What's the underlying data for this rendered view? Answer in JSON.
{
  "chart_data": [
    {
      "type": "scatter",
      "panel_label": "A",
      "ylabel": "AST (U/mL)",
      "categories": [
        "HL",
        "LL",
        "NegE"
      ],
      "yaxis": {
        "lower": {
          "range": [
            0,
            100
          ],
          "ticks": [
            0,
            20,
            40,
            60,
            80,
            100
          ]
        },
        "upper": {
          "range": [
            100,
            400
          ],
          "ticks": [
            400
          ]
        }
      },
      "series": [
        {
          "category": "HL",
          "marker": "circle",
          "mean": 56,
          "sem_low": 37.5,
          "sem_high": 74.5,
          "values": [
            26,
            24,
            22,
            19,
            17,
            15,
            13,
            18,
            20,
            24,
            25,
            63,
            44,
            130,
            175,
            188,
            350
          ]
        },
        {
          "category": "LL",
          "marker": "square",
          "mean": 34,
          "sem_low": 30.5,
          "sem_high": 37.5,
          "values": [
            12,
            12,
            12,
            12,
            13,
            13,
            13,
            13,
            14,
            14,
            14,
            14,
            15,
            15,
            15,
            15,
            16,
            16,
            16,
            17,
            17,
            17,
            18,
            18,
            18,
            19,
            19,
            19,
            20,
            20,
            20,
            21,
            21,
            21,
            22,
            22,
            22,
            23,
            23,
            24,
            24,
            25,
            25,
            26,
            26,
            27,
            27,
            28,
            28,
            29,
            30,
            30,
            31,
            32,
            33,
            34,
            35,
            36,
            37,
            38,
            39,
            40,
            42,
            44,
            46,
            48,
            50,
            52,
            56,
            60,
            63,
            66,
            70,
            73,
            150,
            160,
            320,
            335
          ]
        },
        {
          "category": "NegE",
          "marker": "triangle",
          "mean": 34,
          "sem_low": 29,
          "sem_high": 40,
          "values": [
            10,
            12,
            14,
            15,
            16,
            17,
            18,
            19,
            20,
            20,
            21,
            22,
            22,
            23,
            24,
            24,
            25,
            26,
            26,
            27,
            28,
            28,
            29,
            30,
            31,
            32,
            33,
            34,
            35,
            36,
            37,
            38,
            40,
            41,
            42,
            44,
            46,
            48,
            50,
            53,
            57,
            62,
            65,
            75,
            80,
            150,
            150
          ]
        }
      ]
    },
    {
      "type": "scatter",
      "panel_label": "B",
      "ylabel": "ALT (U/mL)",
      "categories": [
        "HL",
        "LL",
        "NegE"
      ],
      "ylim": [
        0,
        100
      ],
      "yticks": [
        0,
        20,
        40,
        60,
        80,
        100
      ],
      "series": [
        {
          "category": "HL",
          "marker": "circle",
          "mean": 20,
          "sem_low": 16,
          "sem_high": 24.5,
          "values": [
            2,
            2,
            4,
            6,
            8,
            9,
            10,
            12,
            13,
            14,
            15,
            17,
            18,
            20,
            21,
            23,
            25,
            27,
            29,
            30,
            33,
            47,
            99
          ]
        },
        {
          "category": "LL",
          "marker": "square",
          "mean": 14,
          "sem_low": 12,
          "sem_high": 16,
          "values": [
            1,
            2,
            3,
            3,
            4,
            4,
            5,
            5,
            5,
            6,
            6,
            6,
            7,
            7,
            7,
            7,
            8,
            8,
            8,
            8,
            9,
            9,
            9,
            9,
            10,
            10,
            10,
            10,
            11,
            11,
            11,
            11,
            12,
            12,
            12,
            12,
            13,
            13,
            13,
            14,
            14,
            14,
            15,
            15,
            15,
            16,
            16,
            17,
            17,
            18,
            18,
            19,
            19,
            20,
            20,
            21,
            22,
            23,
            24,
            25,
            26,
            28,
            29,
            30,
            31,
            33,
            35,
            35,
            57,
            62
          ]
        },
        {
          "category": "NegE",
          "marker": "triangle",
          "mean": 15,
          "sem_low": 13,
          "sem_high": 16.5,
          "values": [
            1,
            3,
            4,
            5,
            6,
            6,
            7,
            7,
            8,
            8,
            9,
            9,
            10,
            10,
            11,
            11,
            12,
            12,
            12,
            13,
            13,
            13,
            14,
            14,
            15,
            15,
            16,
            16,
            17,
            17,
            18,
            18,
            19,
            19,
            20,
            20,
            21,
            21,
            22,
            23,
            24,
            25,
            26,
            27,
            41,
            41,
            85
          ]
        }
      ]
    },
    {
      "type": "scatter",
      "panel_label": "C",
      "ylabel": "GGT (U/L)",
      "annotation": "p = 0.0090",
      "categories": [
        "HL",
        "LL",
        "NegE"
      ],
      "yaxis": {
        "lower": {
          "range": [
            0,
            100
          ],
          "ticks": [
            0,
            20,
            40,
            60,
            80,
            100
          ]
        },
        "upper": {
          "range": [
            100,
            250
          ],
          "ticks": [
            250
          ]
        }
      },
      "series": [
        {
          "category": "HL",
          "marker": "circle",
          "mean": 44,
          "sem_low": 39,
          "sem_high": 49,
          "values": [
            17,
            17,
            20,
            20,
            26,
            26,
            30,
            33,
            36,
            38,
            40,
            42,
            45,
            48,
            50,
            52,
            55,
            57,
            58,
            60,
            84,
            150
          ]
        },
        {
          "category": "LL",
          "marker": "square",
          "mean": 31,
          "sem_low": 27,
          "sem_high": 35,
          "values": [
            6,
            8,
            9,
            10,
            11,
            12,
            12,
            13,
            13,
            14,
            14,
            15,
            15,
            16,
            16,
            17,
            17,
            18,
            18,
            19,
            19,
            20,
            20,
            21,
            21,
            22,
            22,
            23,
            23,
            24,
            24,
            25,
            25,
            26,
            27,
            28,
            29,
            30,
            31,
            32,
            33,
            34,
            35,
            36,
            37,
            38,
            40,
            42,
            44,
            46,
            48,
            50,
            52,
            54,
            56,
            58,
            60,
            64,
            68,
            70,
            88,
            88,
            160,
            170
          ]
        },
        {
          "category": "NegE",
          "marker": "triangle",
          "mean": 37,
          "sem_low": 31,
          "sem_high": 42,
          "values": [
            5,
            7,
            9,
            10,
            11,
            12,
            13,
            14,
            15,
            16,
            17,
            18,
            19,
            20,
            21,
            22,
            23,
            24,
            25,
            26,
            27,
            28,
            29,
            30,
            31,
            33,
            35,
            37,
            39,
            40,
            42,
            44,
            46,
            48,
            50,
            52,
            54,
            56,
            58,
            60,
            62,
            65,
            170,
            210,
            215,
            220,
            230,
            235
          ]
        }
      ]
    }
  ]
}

■ **TASK GOAL**:
Find every line with "ylabel" in the listing and state how many there are, nothing else.

■ **PROBLEM SOLUTION**:
3